* Exercise brief *
Reproduce each line of the records below, character for character.

* Records for processing *
___
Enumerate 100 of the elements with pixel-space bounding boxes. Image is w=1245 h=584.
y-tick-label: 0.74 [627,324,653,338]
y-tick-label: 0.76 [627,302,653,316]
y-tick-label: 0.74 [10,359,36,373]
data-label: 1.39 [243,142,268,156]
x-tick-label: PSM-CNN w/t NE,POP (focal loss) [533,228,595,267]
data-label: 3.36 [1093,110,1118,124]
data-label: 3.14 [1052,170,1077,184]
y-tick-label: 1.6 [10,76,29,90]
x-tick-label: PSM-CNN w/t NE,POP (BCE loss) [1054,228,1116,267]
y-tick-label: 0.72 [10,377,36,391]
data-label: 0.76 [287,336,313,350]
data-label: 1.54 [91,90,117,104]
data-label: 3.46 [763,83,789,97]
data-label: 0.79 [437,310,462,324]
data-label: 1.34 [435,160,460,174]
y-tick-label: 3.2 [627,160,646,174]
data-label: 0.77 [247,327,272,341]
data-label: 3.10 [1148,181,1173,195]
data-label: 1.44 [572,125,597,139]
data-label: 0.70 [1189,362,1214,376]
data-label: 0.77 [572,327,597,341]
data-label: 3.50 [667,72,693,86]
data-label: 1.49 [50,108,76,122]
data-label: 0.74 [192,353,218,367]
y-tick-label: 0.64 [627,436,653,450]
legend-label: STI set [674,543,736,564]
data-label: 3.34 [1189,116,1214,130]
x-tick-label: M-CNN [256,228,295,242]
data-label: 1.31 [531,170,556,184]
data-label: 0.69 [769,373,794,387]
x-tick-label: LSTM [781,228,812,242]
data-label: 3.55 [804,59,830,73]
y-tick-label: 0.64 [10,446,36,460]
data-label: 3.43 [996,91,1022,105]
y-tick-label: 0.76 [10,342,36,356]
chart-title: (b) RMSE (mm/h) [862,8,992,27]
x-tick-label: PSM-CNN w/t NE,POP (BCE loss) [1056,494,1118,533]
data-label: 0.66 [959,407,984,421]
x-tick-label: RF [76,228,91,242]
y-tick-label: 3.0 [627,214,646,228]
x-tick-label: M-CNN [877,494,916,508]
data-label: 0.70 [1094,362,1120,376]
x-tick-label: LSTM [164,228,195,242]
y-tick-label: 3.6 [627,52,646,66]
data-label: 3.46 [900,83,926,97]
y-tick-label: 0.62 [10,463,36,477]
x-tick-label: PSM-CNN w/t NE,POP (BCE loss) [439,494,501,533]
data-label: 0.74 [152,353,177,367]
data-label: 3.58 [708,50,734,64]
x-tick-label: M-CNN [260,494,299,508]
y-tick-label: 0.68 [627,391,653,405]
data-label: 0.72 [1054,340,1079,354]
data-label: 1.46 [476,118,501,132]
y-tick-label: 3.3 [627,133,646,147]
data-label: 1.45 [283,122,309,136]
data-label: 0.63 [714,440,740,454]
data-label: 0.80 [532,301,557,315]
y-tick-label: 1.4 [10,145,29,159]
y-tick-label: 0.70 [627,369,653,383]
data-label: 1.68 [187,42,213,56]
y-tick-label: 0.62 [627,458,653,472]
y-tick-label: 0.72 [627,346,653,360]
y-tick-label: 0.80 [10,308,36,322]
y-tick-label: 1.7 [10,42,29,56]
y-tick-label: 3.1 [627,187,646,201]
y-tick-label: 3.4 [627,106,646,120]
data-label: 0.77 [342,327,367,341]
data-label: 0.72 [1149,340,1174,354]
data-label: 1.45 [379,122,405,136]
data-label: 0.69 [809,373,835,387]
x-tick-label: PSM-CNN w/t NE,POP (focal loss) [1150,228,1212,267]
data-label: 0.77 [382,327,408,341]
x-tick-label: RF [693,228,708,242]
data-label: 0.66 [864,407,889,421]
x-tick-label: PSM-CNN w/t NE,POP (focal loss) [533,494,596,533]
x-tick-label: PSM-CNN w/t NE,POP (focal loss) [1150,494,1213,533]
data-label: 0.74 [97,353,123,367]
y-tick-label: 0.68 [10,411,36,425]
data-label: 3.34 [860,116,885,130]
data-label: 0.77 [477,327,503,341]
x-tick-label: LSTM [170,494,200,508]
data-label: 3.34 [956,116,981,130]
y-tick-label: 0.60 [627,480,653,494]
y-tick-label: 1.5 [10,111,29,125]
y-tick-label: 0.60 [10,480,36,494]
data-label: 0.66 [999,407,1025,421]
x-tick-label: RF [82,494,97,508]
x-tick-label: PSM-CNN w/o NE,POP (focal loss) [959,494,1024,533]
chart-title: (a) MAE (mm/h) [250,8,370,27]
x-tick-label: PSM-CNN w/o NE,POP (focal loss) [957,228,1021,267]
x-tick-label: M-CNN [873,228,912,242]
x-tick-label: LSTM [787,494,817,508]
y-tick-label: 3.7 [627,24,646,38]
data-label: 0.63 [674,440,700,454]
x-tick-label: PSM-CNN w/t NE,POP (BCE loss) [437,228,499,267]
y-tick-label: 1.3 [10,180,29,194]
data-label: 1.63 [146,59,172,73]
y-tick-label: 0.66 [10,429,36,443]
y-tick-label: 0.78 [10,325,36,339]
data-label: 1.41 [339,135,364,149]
___
* Complete response *
Enumerate 100 of the elements with pixel-space bounding boxes. Image is w=1245 h=584.
y-tick-label: 0.74 [627,324,653,338]
y-tick-label: 0.76 [627,302,653,316]
y-tick-label: 0.74 [10,359,36,373]
data-label: 1.39 [243,142,268,156]
x-tick-label: PSM-CNN w/t NE,POP (focal loss) [533,228,595,267]
data-label: 3.36 [1093,110,1118,124]
data-label: 3.14 [1052,170,1077,184]
y-tick-label: 1.6 [10,76,29,90]
x-tick-label: PSM-CNN w/t NE,POP (BCE loss) [1054,228,1116,267]
y-tick-label: 0.72 [10,377,36,391]
data-label: 0.76 [287,336,313,350]
data-label: 1.54 [91,90,117,104]
data-label: 3.46 [763,83,789,97]
data-label: 0.79 [437,310,462,324]
data-label: 1.34 [435,160,460,174]
y-tick-label: 3.2 [627,160,646,174]
data-label: 0.77 [247,327,272,341]
data-label: 3.10 [1148,181,1173,195]
data-label: 1.44 [572,125,597,139]
data-label: 0.70 [1189,362,1214,376]
data-label: 0.77 [572,327,597,341]
data-label: 3.50 [667,72,693,86]
data-label: 1.49 [50,108,76,122]
data-label: 0.74 [192,353,218,367]
y-tick-label: 0.64 [627,436,653,450]
legend-label: STI set [674,543,736,564]
data-label: 3.34 [1189,116,1214,130]
x-tick-label: M-CNN [256,228,295,242]
data-label: 1.31 [531,170,556,184]
data-label: 0.69 [769,373,794,387]
x-tick-label: LSTM [781,228,812,242]
data-label: 3.55 [804,59,830,73]
y-tick-label: 0.64 [10,446,36,460]
data-label: 3.43 [996,91,1022,105]
y-tick-label: 0.76 [10,342,36,356]
chart-title: (b) RMSE (mm/h) [862,8,992,27]
x-tick-label: PSM-CNN w/t NE,POP (BCE loss) [1056,494,1118,533]
data-label: 0.66 [959,407,984,421]
x-tick-label: RF [76,228,91,242]
y-tick-label: 3.0 [627,214,646,228]
x-tick-label: M-CNN [877,494,916,508]
data-label: 0.70 [1094,362,1120,376]
x-tick-label: LSTM [164,228,195,242]
y-tick-label: 3.6 [627,52,646,66]
data-label: 3.46 [900,83,926,97]
y-tick-label: 0.62 [10,463,36,477]
x-tick-label: PSM-CNN w/t NE,POP (BCE loss) [439,494,501,533]
data-label: 0.74 [152,353,177,367]
data-label: 3.58 [708,50,734,64]
x-tick-label: M-CNN [260,494,299,508]
y-tick-label: 0.68 [627,391,653,405]
data-label: 0.72 [1054,340,1079,354]
data-label: 1.46 [476,118,501,132]
y-tick-label: 3.3 [627,133,646,147]
data-label: 1.45 [283,122,309,136]
data-label: 0.63 [714,440,740,454]
data-label: 0.80 [532,301,557,315]
y-tick-label: 1.4 [10,145,29,159]
y-tick-label: 0.70 [627,369,653,383]
data-label: 1.68 [187,42,213,56]
y-tick-label: 0.62 [627,458,653,472]
y-tick-label: 0.72 [627,346,653,360]
y-tick-label: 0.80 [10,308,36,322]
y-tick-label: 1.7 [10,42,29,56]
y-tick-label: 3.1 [627,187,646,201]
y-tick-label: 3.4 [627,106,646,120]
data-label: 0.77 [342,327,367,341]
data-label: 0.72 [1149,340,1174,354]
data-label: 1.45 [379,122,405,136]
data-label: 0.69 [809,373,835,387]
x-tick-label: PSM-CNN w/t NE,POP (focal loss) [1150,228,1212,267]
data-label: 0.77 [382,327,408,341]
x-tick-label: RF [693,228,708,242]
data-label: 0.66 [864,407,889,421]
x-tick-label: PSM-CNN w/t NE,POP (focal loss) [533,494,596,533]
x-tick-label: PSM-CNN w/t NE,POP (focal loss) [1150,494,1213,533]
data-label: 0.74 [97,353,123,367]
y-tick-label: 0.68 [10,411,36,425]
data-label: 3.34 [860,116,885,130]
data-label: 0.77 [477,327,503,341]
x-tick-label: LSTM [170,494,200,508]
data-label: 3.34 [956,116,981,130]
y-tick-label: 0.60 [627,480,653,494]
y-tick-label: 1.5 [10,111,29,125]
y-tick-label: 0.60 [10,480,36,494]
data-label: 0.66 [999,407,1025,421]
x-tick-label: RF [82,494,97,508]
x-tick-label: PSM-CNN w/o NE,POP (focal loss) [959,494,1024,533]
chart-title: (a) MAE (mm/h) [250,8,370,27]
x-tick-label: PSM-CNN w/o NE,POP (focal loss) [957,228,1021,267]
x-tick-label: M-CNN [873,228,912,242]
x-tick-label: LSTM [787,494,817,508]
y-tick-label: 3.7 [627,24,646,38]
data-label: 0.63 [674,440,700,454]
x-tick-label: PSM-CNN w/t NE,POP (BCE loss) [437,228,499,267]
y-tick-label: 1.3 [10,180,29,194]
data-label: 1.63 [146,59,172,73]
y-tick-label: 0.66 [10,429,36,443]
y-tick-label: 0.78 [10,325,36,339]
data-label: 1.41 [339,135,364,149]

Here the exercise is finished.